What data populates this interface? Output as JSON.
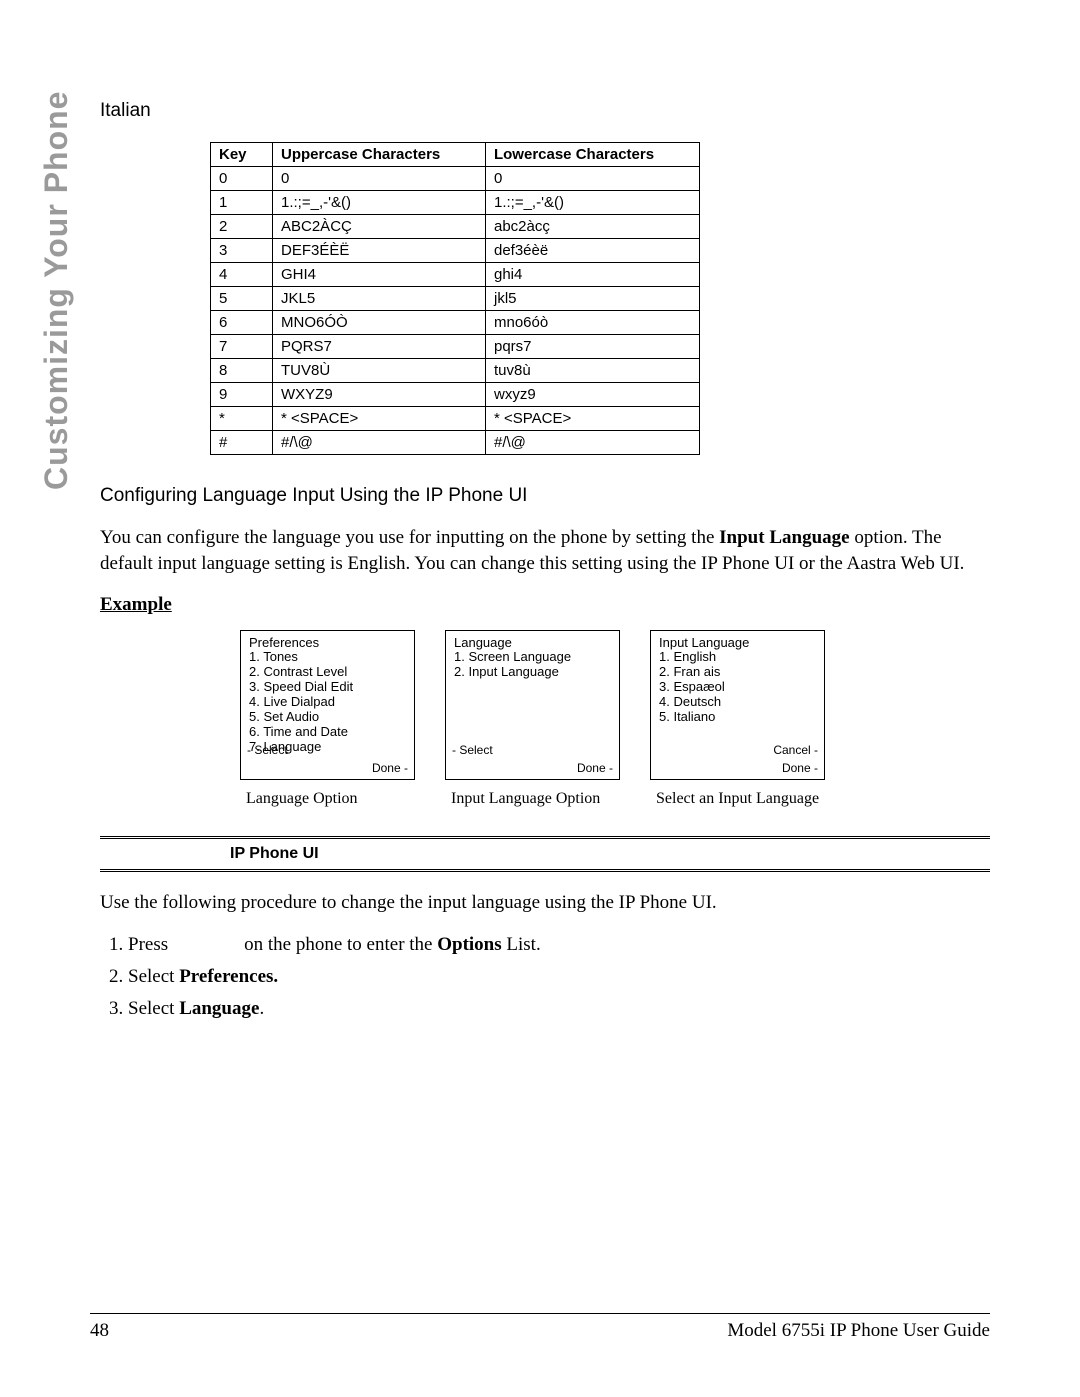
{
  "sideTitle": "Customizing Your Phone",
  "headingItalian": "Italian",
  "table": {
    "headers": [
      "Key",
      "Uppercase Characters",
      "Lowercase Characters"
    ],
    "rows": [
      [
        "0",
        "0",
        "0"
      ],
      [
        "1",
        "1.:;=_,-'&()",
        "1.:;=_,-'&()"
      ],
      [
        "2",
        "ABC2ÀCÇ",
        "abc2àcç"
      ],
      [
        "3",
        "DEF3ÉÈË",
        "def3éèë"
      ],
      [
        "4",
        "GHI4",
        "ghi4"
      ],
      [
        "5",
        "JKL5",
        "jkl5"
      ],
      [
        "6",
        "MNO6ÓÒ",
        "mno6óò"
      ],
      [
        "7",
        "PQRS7",
        "pqrs7"
      ],
      [
        "8",
        "TUV8Ù",
        "tuv8ù"
      ],
      [
        "9",
        "WXYZ9",
        "wxyz9"
      ],
      [
        "*",
        "* <SPACE>",
        "* <SPACE>"
      ],
      [
        "#",
        "#/\\@",
        "#/\\@"
      ]
    ]
  },
  "sectionHeading": "Configuring Language Input Using the IP Phone UI",
  "bodyText1a": "You can configure the language you use for inputting on the phone by setting the ",
  "bodyText1b": "Input Language",
  "bodyText1c": " option. The default input language setting is English. You can change this setting using the IP Phone UI or the Aastra Web UI.",
  "exampleLabel": "Example",
  "screens": [
    {
      "title": "Preferences",
      "items": [
        "1. Tones",
        "2. Contrast Level",
        "3. Speed Dial Edit",
        "4. Live Dialpad",
        "5. Set Audio",
        "6. Time and Date",
        "7. Language"
      ],
      "leftBtn": "- Select",
      "rightTop": "",
      "rightBottom": "Done -",
      "caption": "Language Option"
    },
    {
      "title": "Language",
      "items": [
        "1. Screen Language",
        "2. Input Language"
      ],
      "leftBtn": "- Select",
      "rightTop": "",
      "rightBottom": "Done -",
      "caption": "Input Language Option"
    },
    {
      "title": "Input Language",
      "items": [
        "1. English",
        "2. Fran ais",
        "3. Espaæol",
        "4. Deutsch",
        "5. Italiano"
      ],
      "leftBtn": "",
      "rightTop": "Cancel -",
      "rightBottom": "Done -",
      "caption": "Select an Input Language"
    }
  ],
  "ipPhoneUI": "IP Phone UI",
  "stepsIntro": "Use the following procedure to change the input language using the IP Phone UI.",
  "steps": [
    {
      "pre": "Press ",
      "gap": "          ",
      "post": " on the phone to enter the ",
      "bold": "Options",
      "post2": " List."
    },
    {
      "pre": "Select ",
      "bold": "Preferences.",
      "post": ""
    },
    {
      "pre": "Select ",
      "bold": "Language",
      "post": "."
    }
  ],
  "footer": {
    "pageNum": "48",
    "title": "Model 6755i IP Phone User Guide"
  }
}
════════════════
> **Your objective**:
Scan the lines above for "caption", then copy every one that has it.

> **The answer**:
      "caption": "Language Option"
      "caption": "Input Language Option"
      "caption": "Select an Input Language"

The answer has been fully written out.